[Element box items]
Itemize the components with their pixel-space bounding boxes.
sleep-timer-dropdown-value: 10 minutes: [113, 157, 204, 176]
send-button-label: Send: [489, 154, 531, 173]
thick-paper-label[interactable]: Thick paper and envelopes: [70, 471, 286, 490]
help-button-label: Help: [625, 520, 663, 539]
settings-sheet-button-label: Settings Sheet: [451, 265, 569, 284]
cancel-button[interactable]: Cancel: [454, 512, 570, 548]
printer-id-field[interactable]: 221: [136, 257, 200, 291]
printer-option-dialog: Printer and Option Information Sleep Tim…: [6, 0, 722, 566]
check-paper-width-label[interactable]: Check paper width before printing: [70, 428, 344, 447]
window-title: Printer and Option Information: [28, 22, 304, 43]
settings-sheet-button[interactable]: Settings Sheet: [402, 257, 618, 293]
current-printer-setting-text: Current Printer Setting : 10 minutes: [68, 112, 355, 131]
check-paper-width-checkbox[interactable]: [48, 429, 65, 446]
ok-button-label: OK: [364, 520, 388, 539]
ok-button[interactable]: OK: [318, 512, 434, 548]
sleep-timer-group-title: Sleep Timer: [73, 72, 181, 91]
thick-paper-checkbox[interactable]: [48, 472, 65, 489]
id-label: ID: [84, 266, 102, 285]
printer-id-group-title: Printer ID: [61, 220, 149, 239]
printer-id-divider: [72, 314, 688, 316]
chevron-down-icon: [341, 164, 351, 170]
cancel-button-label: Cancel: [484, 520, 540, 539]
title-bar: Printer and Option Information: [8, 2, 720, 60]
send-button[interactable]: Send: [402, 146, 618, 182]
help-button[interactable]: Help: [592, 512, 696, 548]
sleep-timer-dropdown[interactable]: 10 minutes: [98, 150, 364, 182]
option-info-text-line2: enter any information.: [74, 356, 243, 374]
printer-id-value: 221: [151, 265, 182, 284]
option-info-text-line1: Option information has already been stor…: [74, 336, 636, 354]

## Task
Reproduce every line of the items above verbatim, without altering any character.

## Reply to the exercise
Itemize the components with their pixel-space bounding boxes.
sleep-timer-dropdown-value: 10 minutes: [113, 157, 204, 176]
send-button-label: Send: [489, 154, 531, 173]
thick-paper-label[interactable]: Thick paper and envelopes: [70, 471, 286, 490]
help-button-label: Help: [625, 520, 663, 539]
settings-sheet-button-label: Settings Sheet: [451, 265, 569, 284]
cancel-button[interactable]: Cancel: [454, 512, 570, 548]
printer-id-field[interactable]: 221: [136, 257, 200, 291]
printer-option-dialog: Printer and Option Information Sleep Tim…: [6, 0, 722, 566]
check-paper-width-label[interactable]: Check paper width before printing: [70, 428, 344, 447]
window-title: Printer and Option Information: [28, 22, 304, 43]
settings-sheet-button[interactable]: Settings Sheet: [402, 257, 618, 293]
current-printer-setting-text: Current Printer Setting : 10 minutes: [68, 112, 355, 131]
check-paper-width-checkbox[interactable]: [48, 429, 65, 446]
ok-button-label: OK: [364, 520, 388, 539]
ok-button[interactable]: OK: [318, 512, 434, 548]
sleep-timer-group-title: Sleep Timer: [73, 72, 181, 91]
thick-paper-checkbox[interactable]: [48, 472, 65, 489]
id-label: ID: [84, 266, 102, 285]
printer-id-group-title: Printer ID: [61, 220, 149, 239]
printer-id-divider: [72, 314, 688, 316]
chevron-down-icon: [341, 164, 351, 170]
cancel-button-label: Cancel: [484, 520, 540, 539]
title-bar: Printer and Option Information: [8, 2, 720, 60]
send-button[interactable]: Send: [402, 146, 618, 182]
help-button[interactable]: Help: [592, 512, 696, 548]
sleep-timer-dropdown[interactable]: 10 minutes: [98, 150, 364, 182]
option-info-text-line2: enter any information.: [74, 356, 243, 374]
printer-id-value: 221: [151, 265, 182, 284]
option-info-text-line1: Option information has already been stor…: [74, 336, 636, 354]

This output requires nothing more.